* [AVAILABLE RECORDS]
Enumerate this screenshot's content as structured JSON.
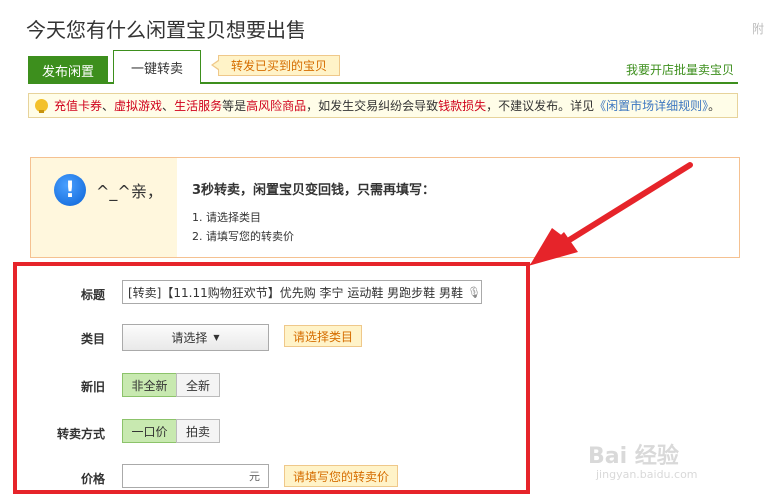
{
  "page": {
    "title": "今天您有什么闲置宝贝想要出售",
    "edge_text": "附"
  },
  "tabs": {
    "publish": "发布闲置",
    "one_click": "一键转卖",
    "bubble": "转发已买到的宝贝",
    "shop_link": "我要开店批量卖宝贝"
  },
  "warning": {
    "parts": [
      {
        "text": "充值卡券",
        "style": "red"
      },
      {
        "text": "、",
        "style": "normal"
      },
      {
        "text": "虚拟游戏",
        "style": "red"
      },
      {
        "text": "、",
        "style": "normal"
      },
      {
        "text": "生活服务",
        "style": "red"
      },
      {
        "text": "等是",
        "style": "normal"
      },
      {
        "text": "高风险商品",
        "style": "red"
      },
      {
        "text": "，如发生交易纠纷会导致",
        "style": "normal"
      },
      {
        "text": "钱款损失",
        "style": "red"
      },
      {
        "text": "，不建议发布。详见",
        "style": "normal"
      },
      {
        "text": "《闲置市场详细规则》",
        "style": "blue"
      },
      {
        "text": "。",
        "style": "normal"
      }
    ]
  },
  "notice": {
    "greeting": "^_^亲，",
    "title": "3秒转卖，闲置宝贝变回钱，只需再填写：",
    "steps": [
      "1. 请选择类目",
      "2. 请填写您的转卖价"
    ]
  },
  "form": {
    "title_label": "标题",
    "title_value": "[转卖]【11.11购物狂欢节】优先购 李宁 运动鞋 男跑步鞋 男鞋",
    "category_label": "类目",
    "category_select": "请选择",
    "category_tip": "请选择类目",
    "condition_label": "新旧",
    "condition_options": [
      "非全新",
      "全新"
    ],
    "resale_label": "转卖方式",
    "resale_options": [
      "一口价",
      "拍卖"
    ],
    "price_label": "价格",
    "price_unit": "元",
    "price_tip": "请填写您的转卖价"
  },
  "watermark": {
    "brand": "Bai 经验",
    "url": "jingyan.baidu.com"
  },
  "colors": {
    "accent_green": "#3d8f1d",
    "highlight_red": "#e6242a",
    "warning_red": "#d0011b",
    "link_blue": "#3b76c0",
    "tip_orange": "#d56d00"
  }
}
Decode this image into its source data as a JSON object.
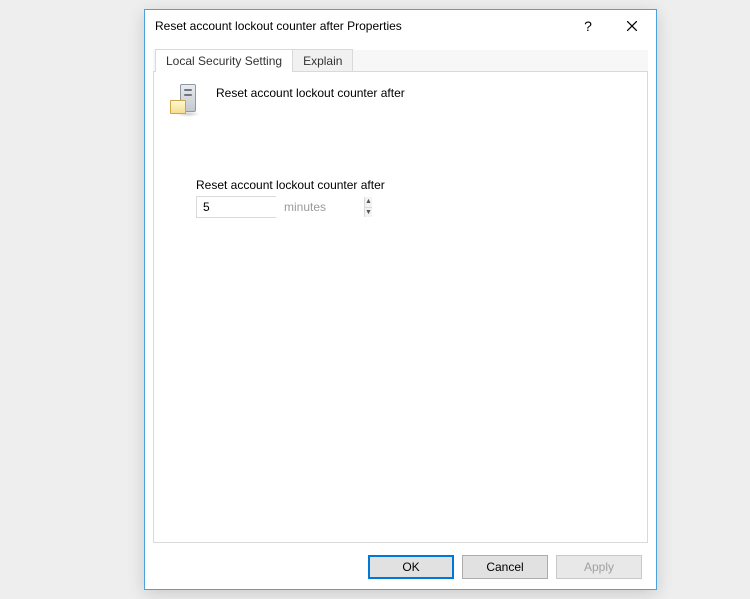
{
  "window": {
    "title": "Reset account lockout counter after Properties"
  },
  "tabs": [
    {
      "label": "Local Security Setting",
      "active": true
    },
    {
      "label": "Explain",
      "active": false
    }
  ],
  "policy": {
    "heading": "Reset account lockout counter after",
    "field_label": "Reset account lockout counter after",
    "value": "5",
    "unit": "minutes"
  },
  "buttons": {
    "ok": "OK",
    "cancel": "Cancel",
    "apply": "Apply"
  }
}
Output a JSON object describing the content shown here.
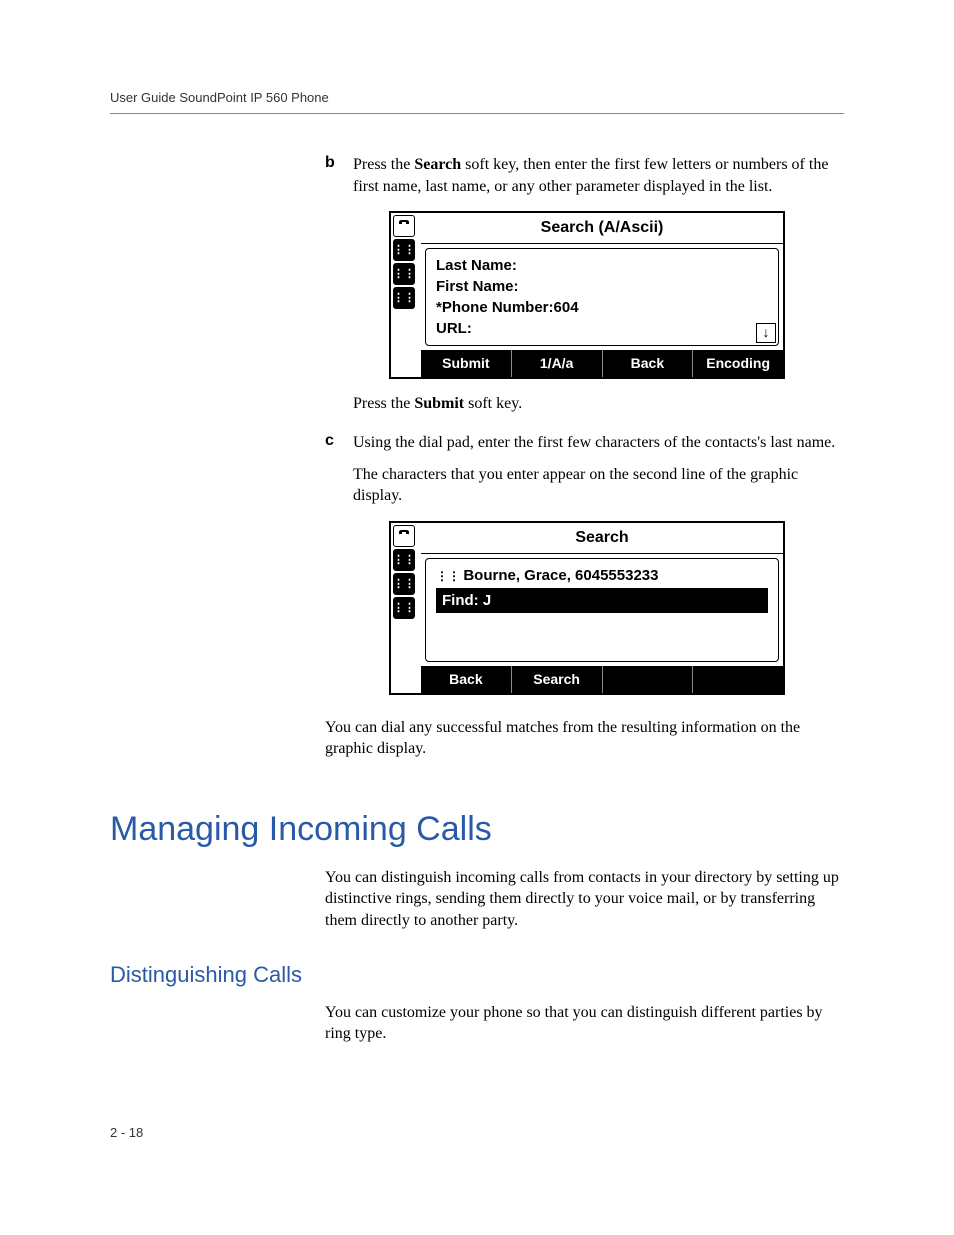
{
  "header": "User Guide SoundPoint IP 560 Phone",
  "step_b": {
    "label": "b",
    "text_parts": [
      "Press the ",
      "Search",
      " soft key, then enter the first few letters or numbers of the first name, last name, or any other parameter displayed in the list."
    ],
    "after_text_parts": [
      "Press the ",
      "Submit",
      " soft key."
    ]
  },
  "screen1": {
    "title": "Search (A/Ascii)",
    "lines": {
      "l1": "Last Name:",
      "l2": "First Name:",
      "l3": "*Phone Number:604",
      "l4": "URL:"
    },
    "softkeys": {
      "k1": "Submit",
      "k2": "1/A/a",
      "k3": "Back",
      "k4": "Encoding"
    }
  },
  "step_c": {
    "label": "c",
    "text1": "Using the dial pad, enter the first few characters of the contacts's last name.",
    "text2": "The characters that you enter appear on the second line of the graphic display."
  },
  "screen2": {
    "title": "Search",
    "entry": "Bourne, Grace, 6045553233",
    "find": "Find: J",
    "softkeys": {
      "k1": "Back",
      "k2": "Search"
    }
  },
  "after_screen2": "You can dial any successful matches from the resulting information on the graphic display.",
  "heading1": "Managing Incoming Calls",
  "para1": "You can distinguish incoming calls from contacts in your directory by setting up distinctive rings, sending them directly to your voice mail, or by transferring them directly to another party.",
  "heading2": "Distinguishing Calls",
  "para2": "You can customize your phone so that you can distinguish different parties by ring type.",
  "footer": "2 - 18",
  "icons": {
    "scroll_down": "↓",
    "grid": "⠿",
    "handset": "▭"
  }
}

* [AIM]
Quote the preceding records in their entirety, excluding every picture.

* [RESULT OF THIS EXERCISE]
Enumerate this screenshot's content as structured JSON.
{
  "page": {
    "title": "今天您有什么闲置宝贝想要出售",
    "edge_text": "附"
  },
  "tabs": {
    "publish": "发布闲置",
    "one_click": "一键转卖",
    "bubble": "转发已买到的宝贝",
    "shop_link": "我要开店批量卖宝贝"
  },
  "warning": {
    "parts": [
      {
        "text": "充值卡券",
        "style": "red"
      },
      {
        "text": "、",
        "style": "normal"
      },
      {
        "text": "虚拟游戏",
        "style": "red"
      },
      {
        "text": "、",
        "style": "normal"
      },
      {
        "text": "生活服务",
        "style": "red"
      },
      {
        "text": "等是",
        "style": "normal"
      },
      {
        "text": "高风险商品",
        "style": "red"
      },
      {
        "text": "，如发生交易纠纷会导致",
        "style": "normal"
      },
      {
        "text": "钱款损失",
        "style": "red"
      },
      {
        "text": "，不建议发布。详见",
        "style": "normal"
      },
      {
        "text": "《闲置市场详细规则》",
        "style": "blue"
      },
      {
        "text": "。",
        "style": "normal"
      }
    ]
  },
  "notice": {
    "greeting": "^_^亲，",
    "title": "3秒转卖，闲置宝贝变回钱，只需再填写：",
    "steps": [
      "1. 请选择类目",
      "2. 请填写您的转卖价"
    ]
  },
  "form": {
    "title_label": "标题",
    "title_value": "[转卖]【11.11购物狂欢节】优先购 李宁 运动鞋 男跑步鞋 男鞋",
    "category_label": "类目",
    "category_select": "请选择",
    "category_tip": "请选择类目",
    "condition_label": "新旧",
    "condition_options": [
      "非全新",
      "全新"
    ],
    "resale_label": "转卖方式",
    "resale_options": [
      "一口价",
      "拍卖"
    ],
    "price_label": "价格",
    "price_unit": "元",
    "price_tip": "请填写您的转卖价"
  },
  "watermark": {
    "brand": "Bai 经验",
    "url": "jingyan.baidu.com"
  },
  "colors": {
    "accent_green": "#3d8f1d",
    "highlight_red": "#e6242a",
    "warning_red": "#d0011b",
    "link_blue": "#3b76c0",
    "tip_orange": "#d56d00"
  }
}
Decode this image into its source data as a JSON object.
{
  "window": {
    "title": "Reset account lockout counter after Properties"
  },
  "tabs": [
    {
      "label": "Local Security Setting",
      "active": true
    },
    {
      "label": "Explain",
      "active": false
    }
  ],
  "policy": {
    "heading": "Reset account lockout counter after",
    "field_label": "Reset account lockout counter after",
    "value": "5",
    "unit": "minutes"
  },
  "buttons": {
    "ok": "OK",
    "cancel": "Cancel",
    "apply": "Apply"
  }
}
Output a JSON object describing the content shown here.
{
  "header": "User Guide SoundPoint IP 560 Phone",
  "step_b": {
    "label": "b",
    "text_parts": [
      "Press the ",
      "Search",
      " soft key, then enter the first few letters or numbers of the first name, last name, or any other parameter displayed in the list."
    ],
    "after_text_parts": [
      "Press the ",
      "Submit",
      " soft key."
    ]
  },
  "screen1": {
    "title": "Search (A/Ascii)",
    "lines": {
      "l1": "Last Name:",
      "l2": "First Name:",
      "l3": "*Phone Number:604",
      "l4": "URL:"
    },
    "softkeys": {
      "k1": "Submit",
      "k2": "1/A/a",
      "k3": "Back",
      "k4": "Encoding"
    }
  },
  "step_c": {
    "label": "c",
    "text1": "Using the dial pad, enter the first few characters of the contacts's last name.",
    "text2": "The characters that you enter appear on the second line of the graphic display."
  },
  "screen2": {
    "title": "Search",
    "entry": "Bourne, Grace, 6045553233",
    "find": "Find: J",
    "softkeys": {
      "k1": "Back",
      "k2": "Search"
    }
  },
  "after_screen2": "You can dial any successful matches from the resulting information on the graphic display.",
  "heading1": "Managing Incoming Calls",
  "para1": "You can distinguish incoming calls from contacts in your directory by setting up distinctive rings, sending them directly to your voice mail, or by transferring them directly to another party.",
  "heading2": "Distinguishing Calls",
  "para2": "You can customize your phone so that you can distinguish different parties by ring type.",
  "footer": "2 - 18",
  "icons": {
    "scroll_down": "↓",
    "grid": "⠿",
    "handset": "▭"
  }
}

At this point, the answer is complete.